• [GIVEN TASK]: Gather each line of the entries below that includes "JSON".

--

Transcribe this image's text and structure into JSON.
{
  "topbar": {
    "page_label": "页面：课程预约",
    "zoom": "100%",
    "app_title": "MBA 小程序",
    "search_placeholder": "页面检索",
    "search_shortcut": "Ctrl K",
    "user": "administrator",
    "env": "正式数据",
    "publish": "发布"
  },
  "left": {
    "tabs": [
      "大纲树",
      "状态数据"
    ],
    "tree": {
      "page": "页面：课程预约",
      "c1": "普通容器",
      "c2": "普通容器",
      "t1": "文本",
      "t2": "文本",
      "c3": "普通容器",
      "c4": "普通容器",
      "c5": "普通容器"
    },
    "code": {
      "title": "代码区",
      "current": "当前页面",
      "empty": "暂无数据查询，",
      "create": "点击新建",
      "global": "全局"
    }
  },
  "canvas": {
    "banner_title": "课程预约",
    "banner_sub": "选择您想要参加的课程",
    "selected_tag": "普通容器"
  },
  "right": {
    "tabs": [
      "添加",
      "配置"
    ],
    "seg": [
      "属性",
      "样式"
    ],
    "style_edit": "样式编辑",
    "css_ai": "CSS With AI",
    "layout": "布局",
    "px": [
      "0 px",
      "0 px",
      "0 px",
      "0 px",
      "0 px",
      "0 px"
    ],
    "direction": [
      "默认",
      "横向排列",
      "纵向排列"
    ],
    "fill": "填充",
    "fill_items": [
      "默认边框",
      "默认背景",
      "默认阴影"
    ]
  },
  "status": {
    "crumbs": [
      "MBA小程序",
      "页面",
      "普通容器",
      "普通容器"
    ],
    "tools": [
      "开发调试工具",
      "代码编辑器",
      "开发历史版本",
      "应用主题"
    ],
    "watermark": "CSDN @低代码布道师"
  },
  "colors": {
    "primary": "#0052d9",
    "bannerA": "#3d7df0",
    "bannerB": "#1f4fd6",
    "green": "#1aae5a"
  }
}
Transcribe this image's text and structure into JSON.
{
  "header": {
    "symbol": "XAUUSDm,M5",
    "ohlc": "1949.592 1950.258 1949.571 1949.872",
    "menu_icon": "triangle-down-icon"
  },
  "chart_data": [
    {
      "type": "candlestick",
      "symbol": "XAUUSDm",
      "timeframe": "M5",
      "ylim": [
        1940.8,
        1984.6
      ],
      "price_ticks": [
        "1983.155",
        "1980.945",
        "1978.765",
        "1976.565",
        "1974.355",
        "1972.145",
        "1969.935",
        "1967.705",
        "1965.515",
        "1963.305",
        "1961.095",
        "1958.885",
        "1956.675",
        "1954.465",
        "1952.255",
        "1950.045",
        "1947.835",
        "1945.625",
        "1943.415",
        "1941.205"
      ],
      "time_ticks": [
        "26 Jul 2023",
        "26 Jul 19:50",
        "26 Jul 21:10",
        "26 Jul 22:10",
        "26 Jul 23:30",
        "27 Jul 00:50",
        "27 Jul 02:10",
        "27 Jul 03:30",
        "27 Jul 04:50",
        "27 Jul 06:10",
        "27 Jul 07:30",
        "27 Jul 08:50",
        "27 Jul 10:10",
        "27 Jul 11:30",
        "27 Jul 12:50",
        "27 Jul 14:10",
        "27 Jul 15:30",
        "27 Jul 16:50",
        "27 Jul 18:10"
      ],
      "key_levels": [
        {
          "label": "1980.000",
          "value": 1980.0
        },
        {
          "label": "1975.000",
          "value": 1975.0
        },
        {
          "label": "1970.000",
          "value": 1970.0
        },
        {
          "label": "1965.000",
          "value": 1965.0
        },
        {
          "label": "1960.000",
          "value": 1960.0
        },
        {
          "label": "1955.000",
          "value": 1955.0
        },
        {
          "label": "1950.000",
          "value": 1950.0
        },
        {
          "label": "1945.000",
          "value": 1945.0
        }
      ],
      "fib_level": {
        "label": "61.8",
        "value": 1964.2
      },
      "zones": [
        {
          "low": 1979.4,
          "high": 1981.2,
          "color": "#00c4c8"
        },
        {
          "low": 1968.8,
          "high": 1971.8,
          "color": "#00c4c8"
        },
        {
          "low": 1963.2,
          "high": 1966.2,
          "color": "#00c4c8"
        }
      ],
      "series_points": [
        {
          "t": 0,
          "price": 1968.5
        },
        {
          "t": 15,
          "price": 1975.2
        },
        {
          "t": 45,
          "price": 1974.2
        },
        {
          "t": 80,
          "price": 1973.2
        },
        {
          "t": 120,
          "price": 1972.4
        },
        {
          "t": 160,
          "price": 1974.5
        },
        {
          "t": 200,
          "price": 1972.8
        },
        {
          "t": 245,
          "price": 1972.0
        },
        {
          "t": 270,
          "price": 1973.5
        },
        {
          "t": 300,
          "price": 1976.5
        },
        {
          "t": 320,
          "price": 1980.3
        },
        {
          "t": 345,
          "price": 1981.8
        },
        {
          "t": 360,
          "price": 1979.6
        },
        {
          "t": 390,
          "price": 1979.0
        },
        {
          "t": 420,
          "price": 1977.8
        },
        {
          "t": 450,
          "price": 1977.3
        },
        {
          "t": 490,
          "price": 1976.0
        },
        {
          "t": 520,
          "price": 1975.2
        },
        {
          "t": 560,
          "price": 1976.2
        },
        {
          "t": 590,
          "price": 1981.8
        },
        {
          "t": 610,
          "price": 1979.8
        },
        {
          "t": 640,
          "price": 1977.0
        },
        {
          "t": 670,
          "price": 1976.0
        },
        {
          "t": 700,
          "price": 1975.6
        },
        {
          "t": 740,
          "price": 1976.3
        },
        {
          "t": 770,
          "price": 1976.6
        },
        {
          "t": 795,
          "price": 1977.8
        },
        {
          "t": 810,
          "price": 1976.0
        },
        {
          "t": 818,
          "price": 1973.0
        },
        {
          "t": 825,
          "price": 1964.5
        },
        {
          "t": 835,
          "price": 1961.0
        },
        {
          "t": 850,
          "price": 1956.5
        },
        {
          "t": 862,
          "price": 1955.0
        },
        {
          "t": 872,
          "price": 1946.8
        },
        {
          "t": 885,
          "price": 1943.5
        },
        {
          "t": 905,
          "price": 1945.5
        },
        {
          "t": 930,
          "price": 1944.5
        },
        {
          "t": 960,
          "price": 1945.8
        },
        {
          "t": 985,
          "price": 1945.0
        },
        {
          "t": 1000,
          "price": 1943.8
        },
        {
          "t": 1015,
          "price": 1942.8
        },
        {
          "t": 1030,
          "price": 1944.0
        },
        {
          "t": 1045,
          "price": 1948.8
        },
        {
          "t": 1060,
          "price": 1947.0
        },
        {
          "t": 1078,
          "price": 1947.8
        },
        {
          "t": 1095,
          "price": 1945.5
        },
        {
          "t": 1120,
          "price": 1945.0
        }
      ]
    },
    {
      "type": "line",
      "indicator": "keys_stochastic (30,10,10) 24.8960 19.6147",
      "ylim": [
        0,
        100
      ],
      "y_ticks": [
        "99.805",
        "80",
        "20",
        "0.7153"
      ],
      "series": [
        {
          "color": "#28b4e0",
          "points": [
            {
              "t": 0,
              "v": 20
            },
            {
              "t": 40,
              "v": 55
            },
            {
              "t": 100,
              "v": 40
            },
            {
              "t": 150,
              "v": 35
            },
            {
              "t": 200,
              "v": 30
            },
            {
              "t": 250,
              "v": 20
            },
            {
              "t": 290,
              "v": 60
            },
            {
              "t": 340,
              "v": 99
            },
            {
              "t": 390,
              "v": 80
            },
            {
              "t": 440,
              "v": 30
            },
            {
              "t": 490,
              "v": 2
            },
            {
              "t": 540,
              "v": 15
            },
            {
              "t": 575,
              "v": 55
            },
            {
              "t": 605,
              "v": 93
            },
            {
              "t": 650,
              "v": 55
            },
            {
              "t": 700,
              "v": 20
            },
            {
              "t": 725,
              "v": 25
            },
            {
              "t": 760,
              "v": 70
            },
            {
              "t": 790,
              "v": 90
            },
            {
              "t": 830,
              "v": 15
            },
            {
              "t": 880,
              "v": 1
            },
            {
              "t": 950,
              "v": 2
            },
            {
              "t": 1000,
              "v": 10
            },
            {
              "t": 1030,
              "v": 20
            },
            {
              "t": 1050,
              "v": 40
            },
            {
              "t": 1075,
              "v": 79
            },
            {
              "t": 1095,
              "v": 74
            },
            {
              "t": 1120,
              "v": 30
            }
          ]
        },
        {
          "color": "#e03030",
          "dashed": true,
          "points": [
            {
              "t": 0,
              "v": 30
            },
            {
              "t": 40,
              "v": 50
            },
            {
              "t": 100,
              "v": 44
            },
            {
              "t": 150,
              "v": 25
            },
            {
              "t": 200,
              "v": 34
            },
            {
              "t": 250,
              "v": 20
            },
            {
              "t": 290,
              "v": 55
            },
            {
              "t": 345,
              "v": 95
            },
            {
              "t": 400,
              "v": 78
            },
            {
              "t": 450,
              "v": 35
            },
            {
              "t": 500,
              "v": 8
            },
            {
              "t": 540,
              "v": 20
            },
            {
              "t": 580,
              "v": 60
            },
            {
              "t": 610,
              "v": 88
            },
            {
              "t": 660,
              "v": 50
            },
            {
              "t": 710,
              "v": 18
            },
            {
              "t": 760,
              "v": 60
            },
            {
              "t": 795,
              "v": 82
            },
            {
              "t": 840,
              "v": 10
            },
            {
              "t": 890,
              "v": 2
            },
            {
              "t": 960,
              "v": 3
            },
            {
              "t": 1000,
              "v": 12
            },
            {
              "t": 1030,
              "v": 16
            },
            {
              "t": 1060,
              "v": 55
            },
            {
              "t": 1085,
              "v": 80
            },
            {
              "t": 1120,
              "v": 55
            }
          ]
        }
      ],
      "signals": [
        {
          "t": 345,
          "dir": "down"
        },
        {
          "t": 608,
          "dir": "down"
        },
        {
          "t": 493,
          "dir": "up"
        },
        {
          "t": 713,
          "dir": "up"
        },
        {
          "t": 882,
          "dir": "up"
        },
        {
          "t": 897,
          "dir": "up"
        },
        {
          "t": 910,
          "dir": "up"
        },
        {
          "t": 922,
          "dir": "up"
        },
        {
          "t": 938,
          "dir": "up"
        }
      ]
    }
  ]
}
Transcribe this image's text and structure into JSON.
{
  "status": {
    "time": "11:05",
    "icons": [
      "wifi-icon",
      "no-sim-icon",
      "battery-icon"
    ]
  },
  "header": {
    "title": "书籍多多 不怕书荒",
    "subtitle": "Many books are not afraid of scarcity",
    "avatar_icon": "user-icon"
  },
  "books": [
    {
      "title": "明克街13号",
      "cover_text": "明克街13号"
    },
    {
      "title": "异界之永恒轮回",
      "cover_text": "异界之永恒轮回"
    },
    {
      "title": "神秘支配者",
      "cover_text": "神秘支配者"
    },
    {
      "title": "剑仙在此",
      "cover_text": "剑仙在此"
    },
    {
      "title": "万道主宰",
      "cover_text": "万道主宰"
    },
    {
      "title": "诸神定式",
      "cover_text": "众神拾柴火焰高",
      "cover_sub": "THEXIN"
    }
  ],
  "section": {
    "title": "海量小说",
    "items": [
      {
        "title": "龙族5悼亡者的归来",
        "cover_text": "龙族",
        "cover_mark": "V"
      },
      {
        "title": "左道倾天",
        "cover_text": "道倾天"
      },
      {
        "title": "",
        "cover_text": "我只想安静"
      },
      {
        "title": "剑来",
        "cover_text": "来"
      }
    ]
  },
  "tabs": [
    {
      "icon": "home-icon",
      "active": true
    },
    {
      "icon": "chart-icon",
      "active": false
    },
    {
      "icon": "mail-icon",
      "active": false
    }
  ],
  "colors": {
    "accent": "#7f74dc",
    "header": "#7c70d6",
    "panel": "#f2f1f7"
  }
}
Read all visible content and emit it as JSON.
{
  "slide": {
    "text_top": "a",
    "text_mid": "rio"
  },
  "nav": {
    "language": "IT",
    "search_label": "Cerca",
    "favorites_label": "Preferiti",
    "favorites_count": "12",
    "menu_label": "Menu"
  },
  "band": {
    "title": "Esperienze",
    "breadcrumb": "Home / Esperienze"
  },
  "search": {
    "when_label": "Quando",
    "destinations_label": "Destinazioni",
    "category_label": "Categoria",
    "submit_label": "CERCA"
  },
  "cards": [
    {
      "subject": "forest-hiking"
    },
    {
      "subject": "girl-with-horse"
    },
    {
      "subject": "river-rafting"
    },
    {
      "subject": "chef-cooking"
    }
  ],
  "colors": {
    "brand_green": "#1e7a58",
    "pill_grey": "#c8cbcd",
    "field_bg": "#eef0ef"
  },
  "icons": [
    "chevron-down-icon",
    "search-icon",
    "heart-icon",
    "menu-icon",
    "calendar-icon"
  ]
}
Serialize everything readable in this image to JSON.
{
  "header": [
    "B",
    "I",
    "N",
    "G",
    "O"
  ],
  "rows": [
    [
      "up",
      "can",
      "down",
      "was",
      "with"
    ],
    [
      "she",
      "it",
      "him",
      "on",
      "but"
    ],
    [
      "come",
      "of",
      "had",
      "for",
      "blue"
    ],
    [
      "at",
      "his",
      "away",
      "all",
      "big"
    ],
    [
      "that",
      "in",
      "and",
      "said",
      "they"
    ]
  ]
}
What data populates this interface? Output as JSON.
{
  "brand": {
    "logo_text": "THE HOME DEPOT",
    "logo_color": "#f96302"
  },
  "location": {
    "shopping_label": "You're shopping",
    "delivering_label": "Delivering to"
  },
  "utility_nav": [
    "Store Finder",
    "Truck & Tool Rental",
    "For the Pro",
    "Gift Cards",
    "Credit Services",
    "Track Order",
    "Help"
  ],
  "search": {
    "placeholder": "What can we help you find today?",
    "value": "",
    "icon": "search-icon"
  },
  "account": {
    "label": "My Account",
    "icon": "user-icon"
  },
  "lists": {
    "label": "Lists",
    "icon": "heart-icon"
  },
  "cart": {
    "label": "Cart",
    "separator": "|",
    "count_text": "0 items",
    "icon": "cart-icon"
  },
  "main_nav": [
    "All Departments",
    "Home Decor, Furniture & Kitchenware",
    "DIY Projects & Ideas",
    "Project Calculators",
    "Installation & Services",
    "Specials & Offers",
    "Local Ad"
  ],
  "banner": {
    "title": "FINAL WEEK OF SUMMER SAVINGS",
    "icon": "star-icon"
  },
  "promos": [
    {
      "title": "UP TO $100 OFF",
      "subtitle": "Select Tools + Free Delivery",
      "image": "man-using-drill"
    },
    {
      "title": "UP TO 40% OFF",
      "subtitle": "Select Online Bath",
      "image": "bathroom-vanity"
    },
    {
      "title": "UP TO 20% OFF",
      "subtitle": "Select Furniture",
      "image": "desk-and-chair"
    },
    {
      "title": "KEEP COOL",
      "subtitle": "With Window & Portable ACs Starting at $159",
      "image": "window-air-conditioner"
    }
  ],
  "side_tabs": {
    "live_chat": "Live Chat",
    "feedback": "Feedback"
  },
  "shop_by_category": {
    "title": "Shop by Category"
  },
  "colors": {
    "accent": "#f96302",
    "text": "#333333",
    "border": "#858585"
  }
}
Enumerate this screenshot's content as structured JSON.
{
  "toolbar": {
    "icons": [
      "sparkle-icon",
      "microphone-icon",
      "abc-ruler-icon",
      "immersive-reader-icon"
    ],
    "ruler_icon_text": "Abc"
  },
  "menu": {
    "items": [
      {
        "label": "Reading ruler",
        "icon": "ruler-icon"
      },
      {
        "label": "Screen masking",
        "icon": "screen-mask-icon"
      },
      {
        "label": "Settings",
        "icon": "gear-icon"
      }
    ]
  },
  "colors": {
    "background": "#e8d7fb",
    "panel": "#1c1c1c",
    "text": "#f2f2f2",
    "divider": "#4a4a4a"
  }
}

--

• [REPLY]:
Transcribe this image's text and structure into JSON.
Transcribe this image's text and structure into JSON.
Transcribe this image's text and structure into JSON.
Read all visible content and emit it as JSON.
Serialize everything readable in this image to JSON.
What data populates this interface? Output as JSON.
Enumerate this screenshot's content as structured JSON.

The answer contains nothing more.